Do this: Return all lines below containing the word "becomes".

Records for the exercise:
★ ★ ★ ★ ★

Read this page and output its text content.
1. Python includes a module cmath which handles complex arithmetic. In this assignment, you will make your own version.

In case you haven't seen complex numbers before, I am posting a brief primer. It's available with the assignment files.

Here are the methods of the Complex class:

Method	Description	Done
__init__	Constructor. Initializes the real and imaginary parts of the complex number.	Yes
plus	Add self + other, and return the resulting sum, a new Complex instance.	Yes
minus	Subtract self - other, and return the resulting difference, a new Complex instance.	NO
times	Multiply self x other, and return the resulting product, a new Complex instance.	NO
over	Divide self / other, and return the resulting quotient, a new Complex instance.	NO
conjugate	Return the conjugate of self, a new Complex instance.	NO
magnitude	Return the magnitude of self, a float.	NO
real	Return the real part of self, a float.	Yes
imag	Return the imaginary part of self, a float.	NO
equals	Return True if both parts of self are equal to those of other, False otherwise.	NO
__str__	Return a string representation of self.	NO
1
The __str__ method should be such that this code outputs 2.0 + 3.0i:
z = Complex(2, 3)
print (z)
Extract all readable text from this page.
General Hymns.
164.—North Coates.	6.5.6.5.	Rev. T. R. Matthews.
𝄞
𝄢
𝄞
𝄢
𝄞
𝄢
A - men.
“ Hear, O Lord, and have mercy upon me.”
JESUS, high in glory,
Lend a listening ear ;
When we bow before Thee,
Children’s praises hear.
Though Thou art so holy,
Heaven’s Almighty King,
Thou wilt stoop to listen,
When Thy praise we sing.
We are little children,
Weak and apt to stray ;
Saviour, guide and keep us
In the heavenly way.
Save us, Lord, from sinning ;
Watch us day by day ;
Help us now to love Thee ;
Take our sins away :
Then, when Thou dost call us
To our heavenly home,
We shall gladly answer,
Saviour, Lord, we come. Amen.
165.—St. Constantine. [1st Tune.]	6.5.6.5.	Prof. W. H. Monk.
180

★ ★ ★ ★ ★

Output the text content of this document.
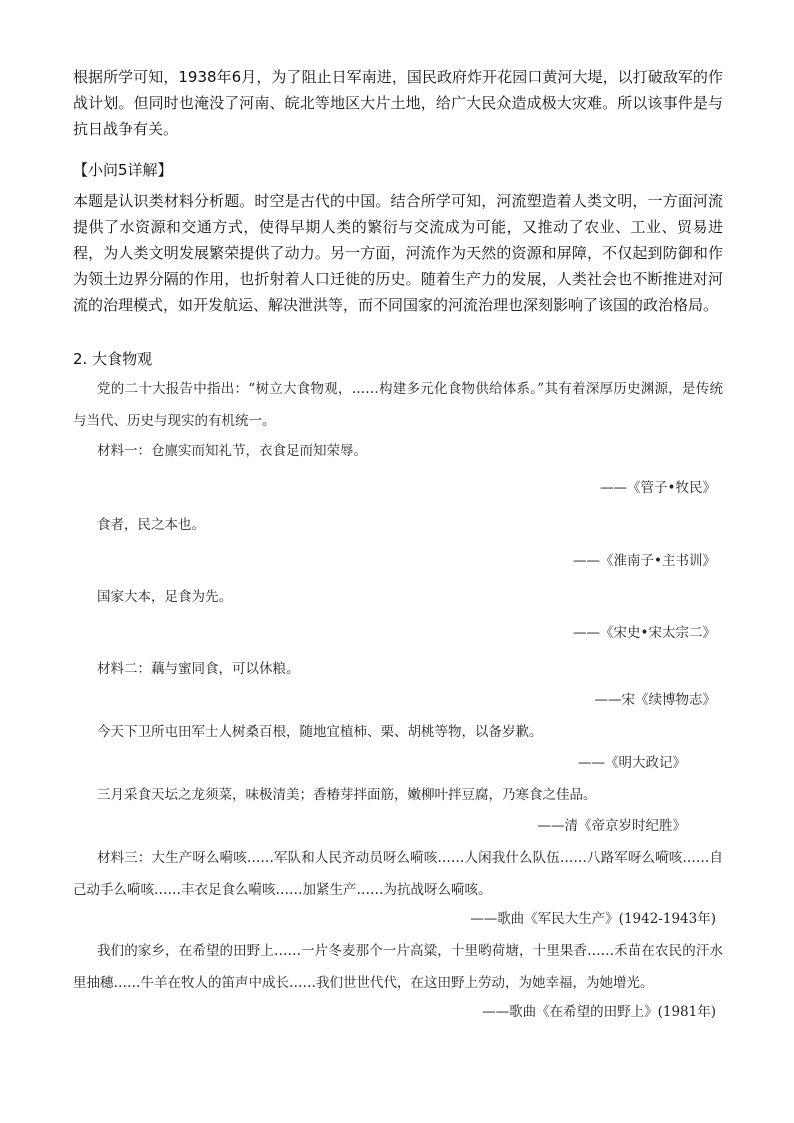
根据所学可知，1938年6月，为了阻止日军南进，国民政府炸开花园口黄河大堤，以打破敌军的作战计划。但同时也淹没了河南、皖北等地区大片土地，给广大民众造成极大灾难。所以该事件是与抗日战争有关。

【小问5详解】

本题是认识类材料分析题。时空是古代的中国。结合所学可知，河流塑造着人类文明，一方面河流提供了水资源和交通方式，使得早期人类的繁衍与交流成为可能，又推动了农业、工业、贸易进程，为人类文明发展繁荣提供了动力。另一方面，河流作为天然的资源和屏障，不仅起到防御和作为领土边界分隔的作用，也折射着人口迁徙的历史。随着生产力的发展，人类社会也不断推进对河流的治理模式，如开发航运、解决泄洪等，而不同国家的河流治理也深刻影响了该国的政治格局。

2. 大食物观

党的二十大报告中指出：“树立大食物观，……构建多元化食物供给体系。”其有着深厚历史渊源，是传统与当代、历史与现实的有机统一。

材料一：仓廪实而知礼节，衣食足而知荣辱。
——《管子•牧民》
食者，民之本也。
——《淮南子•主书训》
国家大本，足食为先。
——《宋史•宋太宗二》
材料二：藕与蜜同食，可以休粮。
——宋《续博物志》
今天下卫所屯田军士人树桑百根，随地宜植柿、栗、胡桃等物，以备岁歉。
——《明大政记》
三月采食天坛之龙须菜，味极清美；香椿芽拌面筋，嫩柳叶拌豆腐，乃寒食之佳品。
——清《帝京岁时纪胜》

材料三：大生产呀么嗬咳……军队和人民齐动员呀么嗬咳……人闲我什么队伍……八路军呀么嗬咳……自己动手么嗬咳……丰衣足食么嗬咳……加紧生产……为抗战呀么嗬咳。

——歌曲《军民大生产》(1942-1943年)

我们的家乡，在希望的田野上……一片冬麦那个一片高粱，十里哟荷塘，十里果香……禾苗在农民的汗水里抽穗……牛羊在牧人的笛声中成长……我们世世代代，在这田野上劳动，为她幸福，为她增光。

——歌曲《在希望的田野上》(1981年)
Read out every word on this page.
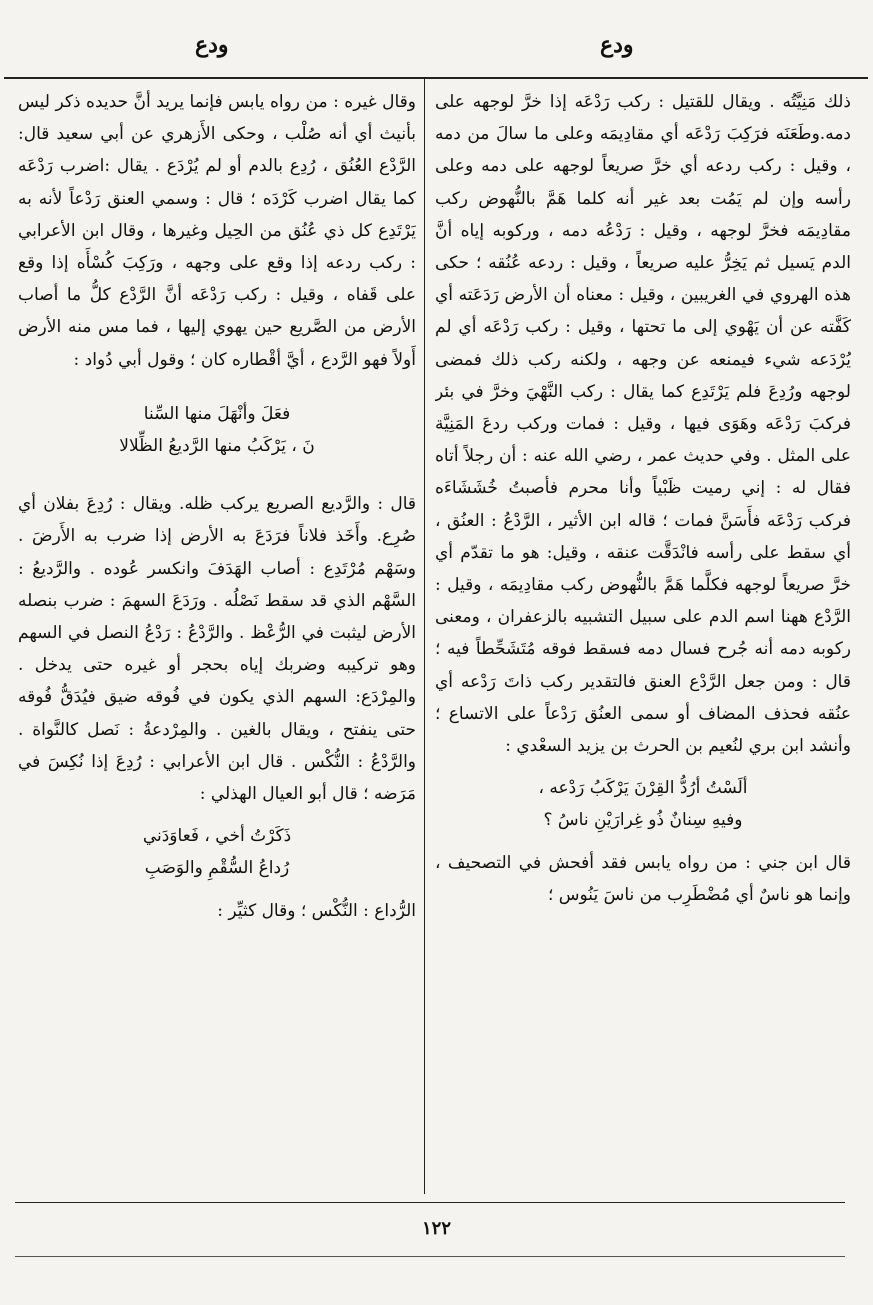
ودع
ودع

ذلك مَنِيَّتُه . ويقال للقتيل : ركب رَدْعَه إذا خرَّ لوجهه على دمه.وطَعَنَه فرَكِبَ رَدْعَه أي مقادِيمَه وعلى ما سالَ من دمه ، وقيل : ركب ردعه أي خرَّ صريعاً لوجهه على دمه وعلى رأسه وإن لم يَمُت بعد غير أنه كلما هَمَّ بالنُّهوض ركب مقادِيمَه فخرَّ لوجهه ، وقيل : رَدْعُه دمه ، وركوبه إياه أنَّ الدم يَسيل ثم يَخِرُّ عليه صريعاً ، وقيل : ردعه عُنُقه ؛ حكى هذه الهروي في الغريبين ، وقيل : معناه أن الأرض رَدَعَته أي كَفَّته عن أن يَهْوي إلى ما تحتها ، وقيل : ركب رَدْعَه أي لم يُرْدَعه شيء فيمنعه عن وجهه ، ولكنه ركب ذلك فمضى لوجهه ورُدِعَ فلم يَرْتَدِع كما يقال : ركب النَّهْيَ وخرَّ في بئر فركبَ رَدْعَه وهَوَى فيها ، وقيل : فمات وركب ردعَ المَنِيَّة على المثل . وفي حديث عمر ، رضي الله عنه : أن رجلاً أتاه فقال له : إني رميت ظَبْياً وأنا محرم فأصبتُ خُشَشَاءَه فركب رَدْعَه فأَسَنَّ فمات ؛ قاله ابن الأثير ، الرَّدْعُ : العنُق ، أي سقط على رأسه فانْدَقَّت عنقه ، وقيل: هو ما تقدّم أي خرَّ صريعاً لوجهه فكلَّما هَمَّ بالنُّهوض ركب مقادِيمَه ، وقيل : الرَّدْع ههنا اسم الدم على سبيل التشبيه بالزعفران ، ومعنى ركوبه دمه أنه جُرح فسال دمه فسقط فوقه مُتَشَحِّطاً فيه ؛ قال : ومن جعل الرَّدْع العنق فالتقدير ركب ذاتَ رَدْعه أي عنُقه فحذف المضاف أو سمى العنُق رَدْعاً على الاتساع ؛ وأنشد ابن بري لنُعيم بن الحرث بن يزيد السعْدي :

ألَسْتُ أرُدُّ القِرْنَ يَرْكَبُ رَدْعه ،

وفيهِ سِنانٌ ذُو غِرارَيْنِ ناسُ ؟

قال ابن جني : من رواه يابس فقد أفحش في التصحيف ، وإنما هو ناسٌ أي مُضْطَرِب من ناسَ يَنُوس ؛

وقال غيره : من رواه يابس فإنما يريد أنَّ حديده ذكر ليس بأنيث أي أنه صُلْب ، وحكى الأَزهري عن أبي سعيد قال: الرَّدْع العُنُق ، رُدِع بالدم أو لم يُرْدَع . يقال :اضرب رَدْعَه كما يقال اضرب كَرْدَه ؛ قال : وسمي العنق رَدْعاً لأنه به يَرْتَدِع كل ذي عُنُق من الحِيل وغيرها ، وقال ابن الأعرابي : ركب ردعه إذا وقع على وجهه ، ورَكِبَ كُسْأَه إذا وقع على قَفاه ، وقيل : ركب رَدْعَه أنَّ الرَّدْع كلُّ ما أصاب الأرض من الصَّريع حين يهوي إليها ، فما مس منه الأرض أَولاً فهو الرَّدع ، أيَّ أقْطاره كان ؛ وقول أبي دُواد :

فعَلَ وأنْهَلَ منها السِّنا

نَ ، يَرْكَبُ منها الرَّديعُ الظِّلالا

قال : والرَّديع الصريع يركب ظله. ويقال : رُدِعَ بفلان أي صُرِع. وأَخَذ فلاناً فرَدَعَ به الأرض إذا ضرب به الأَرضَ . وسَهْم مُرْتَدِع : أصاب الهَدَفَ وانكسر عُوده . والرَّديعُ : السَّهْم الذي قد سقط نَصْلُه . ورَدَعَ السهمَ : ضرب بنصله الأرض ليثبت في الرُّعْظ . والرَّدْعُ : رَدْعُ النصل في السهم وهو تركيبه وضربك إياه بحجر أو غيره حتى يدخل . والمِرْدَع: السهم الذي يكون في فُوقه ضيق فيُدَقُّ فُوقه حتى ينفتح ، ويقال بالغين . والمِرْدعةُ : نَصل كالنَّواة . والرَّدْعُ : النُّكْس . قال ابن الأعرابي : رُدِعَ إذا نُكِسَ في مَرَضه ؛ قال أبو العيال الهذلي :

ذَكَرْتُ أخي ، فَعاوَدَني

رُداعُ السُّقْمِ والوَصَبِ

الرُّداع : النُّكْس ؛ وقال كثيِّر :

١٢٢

★ ★ ★ ★ ★

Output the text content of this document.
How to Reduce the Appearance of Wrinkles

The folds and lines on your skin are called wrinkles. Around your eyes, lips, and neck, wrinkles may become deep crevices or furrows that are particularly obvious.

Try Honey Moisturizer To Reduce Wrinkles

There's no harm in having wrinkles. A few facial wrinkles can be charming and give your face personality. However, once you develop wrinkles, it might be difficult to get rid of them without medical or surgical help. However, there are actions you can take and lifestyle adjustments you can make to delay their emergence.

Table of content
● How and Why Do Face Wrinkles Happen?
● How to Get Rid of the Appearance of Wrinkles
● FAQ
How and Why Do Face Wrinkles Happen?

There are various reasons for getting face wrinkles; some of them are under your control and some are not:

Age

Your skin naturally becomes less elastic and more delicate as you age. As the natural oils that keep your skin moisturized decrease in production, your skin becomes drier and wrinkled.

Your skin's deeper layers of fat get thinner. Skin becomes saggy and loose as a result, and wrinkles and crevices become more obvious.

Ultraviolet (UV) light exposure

★ ★ ★ ★ ★

Correct result:
Your skin naturally becomes less elastic and more delicate as you age. As the natural oils that keep your skin moisturized decrease in production, your skin becomes drier and wrinkled.
Your skin's deeper layers of fat get thinner. Skin becomes saggy and loose as a result, and wrinkles and crevices become more obvious.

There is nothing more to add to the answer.